• [Task instructions] Reproduce this listing in full.

────────────────────

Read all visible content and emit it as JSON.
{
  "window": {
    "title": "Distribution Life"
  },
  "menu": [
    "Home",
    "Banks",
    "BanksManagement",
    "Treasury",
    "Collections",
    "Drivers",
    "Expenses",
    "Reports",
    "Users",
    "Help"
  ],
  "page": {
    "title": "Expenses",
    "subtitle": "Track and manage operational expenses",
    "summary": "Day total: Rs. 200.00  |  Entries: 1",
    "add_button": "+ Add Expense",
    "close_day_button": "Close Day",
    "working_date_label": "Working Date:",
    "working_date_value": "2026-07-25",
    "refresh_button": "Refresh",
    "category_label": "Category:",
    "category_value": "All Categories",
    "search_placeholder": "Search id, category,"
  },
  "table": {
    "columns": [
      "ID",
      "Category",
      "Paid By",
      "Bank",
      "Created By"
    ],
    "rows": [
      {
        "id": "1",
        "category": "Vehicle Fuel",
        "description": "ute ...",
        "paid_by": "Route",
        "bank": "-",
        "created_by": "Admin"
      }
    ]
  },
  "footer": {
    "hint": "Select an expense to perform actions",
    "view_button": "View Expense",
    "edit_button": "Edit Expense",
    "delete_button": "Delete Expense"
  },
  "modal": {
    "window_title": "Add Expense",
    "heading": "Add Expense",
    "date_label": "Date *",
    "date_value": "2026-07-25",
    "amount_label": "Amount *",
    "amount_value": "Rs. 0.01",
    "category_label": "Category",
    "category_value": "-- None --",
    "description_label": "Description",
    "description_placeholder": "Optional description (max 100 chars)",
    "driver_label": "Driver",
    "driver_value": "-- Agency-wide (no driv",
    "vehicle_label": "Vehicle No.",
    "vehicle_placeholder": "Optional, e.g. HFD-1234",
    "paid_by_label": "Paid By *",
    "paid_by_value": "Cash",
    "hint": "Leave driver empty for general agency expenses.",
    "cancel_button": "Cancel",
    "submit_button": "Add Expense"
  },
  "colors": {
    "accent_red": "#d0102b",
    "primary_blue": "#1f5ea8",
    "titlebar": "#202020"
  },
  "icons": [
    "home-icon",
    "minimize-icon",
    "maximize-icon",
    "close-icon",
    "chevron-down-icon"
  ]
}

────────────────────

• [Final result]
Read all visible content and emit it as JSON.
{
  "window": {
    "title": "Distribution Life"
  },
  "menu": [
    "Home",
    "Banks",
    "BanksManagement",
    "Treasury",
    "Collections",
    "Drivers",
    "Expenses",
    "Reports",
    "Users",
    "Help"
  ],
  "page": {
    "title": "Expenses",
    "subtitle": "Track and manage operational expenses",
    "summary": "Day total: Rs. 200.00  |  Entries: 1",
    "add_button": "+ Add Expense",
    "close_day_button": "Close Day",
    "working_date_label": "Working Date:",
    "working_date_value": "2026-07-25",
    "refresh_button": "Refresh",
    "category_label": "Category:",
    "category_value": "All Categories",
    "search_placeholder": "Search id, category,"
  },
  "table": {
    "columns": [
      "ID",
      "Category",
      "Paid By",
      "Bank",
      "Created By"
    ],
    "rows": [
      {
        "id": "1",
        "category": "Vehicle Fuel",
        "description": "ute ...",
        "paid_by": "Route",
        "bank": "-",
        "created_by": "Admin"
      }
    ]
  },
  "footer": {
    "hint": "Select an expense to perform actions",
    "view_button": "View Expense",
    "edit_button": "Edit Expense",
    "delete_button": "Delete Expense"
  },
  "modal": {
    "window_title": "Add Expense",
    "heading": "Add Expense",
    "date_label": "Date *",
    "date_value": "2026-07-25",
    "amount_label": "Amount *",
    "amount_value": "Rs. 0.01",
    "category_label": "Category",
    "category_value": "-- None --",
    "description_label": "Description",
    "description_placeholder": "Optional description (max 100 chars)",
    "driver_label": "Driver",
    "driver_value": "-- Agency-wide (no driv",
    "vehicle_label": "Vehicle No.",
    "vehicle_placeholder": "Optional, e.g. HFD-1234",
    "paid_by_label": "Paid By *",
    "paid_by_value": "Cash",
    "hint": "Leave driver empty for general agency expenses.",
    "cancel_button": "Cancel",
    "submit_button": "Add Expense"
  },
  "colors": {
    "accent_red": "#d0102b",
    "primary_blue": "#1f5ea8",
    "titlebar": "#202020"
  },
  "icons": [
    "home-icon",
    "minimize-icon",
    "maximize-icon",
    "close-icon",
    "chevron-down-icon"
  ]
}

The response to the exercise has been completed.